* Problem to work on:
Continue the account of the New York trip with "Spirit of the Senses" from the point where it stops.
=== Provided text ===
Walking into the Past in New York

In one of the most sophisticated cities of the world, we went millions of years back into history. For three days, we listened to fascinating talks about Dinosaures, the Epic of Gilgamesh, the first Cunaiform writings, Mesopotamien culture, and the speed of change and time  in the modern world. We were able to visit artist lofts and see how they live and work. All this was possible because our good friends Patty Barnes and Thomas Houlon scheduled a New York trip with their organisation, “Spirit of the Senses”, in a time when we could be there too.



Group of  “Spirit of the Senses”members in the library of Yale University  (photo by Patty Barnes)




In visiting the American Museum of Natural History near Central Park, one of the leading experts of Dinosaurs ( Mark A. Norell)  explained the current research findings that our birds originated from dinosaurs.  In this sense, dinosaurs still live with us. I found this thought very intriguing. Being in his office with a view to Central Park was stunning.
=== Listed entries ===
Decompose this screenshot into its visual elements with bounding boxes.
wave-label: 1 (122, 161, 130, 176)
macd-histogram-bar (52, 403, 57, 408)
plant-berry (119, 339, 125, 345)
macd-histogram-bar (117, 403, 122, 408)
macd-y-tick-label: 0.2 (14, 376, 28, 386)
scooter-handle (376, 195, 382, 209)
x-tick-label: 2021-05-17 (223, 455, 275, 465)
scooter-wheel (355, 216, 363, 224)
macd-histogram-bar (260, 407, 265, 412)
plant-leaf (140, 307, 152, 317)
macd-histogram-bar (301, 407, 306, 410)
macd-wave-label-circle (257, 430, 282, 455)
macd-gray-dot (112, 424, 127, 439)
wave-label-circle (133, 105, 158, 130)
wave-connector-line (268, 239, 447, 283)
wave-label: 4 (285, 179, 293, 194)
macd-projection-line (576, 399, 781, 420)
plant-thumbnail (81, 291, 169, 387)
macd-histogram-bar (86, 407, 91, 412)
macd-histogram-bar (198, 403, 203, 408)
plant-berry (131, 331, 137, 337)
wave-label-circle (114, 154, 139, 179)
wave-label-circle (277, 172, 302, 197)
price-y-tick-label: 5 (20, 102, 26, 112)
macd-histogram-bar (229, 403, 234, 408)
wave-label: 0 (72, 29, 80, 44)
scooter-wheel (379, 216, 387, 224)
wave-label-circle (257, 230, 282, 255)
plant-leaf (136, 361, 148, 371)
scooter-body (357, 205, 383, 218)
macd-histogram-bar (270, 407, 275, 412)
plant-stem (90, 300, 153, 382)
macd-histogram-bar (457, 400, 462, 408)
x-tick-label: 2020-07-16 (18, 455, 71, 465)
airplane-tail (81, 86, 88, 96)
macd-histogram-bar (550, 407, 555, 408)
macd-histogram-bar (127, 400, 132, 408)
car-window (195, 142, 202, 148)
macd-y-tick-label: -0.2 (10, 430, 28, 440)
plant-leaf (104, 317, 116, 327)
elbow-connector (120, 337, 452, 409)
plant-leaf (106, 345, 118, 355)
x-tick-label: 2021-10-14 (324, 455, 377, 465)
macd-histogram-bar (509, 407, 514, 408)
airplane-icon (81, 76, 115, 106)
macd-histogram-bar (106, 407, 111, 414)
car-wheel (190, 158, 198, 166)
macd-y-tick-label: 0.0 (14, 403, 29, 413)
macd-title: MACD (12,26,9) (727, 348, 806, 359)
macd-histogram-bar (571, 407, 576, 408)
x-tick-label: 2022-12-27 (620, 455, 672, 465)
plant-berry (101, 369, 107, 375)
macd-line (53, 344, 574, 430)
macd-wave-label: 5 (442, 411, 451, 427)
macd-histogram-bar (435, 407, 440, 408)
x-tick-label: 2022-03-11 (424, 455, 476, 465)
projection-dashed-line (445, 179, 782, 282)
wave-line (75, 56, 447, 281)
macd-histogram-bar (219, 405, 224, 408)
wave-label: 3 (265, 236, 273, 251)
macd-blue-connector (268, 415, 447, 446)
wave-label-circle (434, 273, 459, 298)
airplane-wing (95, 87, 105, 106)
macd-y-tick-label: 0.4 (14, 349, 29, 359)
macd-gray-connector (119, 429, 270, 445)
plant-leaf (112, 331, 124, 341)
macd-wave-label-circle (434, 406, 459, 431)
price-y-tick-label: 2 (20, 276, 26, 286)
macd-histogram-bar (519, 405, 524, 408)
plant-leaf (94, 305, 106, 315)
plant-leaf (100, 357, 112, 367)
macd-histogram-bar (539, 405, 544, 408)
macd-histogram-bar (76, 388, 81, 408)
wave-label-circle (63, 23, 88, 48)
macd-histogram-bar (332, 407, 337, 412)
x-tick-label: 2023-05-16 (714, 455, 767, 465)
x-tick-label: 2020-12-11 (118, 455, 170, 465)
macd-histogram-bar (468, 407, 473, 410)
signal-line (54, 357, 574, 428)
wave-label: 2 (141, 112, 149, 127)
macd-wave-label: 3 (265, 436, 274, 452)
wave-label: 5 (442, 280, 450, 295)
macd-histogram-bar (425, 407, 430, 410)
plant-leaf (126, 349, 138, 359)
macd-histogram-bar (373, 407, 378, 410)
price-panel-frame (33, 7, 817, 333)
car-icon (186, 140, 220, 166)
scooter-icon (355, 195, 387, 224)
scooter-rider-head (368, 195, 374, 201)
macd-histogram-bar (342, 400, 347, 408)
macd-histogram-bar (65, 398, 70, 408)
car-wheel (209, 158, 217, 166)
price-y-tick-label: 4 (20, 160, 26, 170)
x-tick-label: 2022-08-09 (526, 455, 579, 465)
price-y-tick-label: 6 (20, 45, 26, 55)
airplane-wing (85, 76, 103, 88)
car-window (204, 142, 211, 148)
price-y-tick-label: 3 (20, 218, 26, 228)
===
* Result:
Office view to Central Park



He showed us dinosaur bones found from all over the world. He himself travelled 300,000 miles last year. The airlines contacted him because of the danger of radiation exposure.





Museum of Natural History  (photo by Patty Barnes)





The fossils of a dinosaur looked similar to me to a skeleton of a crane. Both have hollow bones.





Research Center of the Natural History Museum with Dr. Norell to the right




The origins of our Western civilisation were discussed by Prof. Benjamin Foster and the associate curator of the Babylonian collection in Yale, Agnete Lassen.  The day before these talks, we visited the Babylonian wing in the MET and got a good feeling for this time.





One of the rooms in the MET






Every Babylonian palace was guarded either by winged bulls or winged lions. The photo above depicts a winged lion (lamassu), a protective spirit.





Detail of the wings






Detail of a sculpture holding a bundle of plants



It was fascinating to hear Agnete Lassen speak the following day about ancient Mesopotamia and her newest findings. Yale University possesses 14,000 clay pieces and seals covered with Cuneiform writings.  To her, the tablets become alive, speaking about ancient life. She translated tablets of cooking recipes and  cooked the recipe with a group of other scientists.





Clay tablet with cooking recipe





These clay cones were put into the foundation of a building, stating the name of the king as the builder. Often, another king just added a cone to claim the construction.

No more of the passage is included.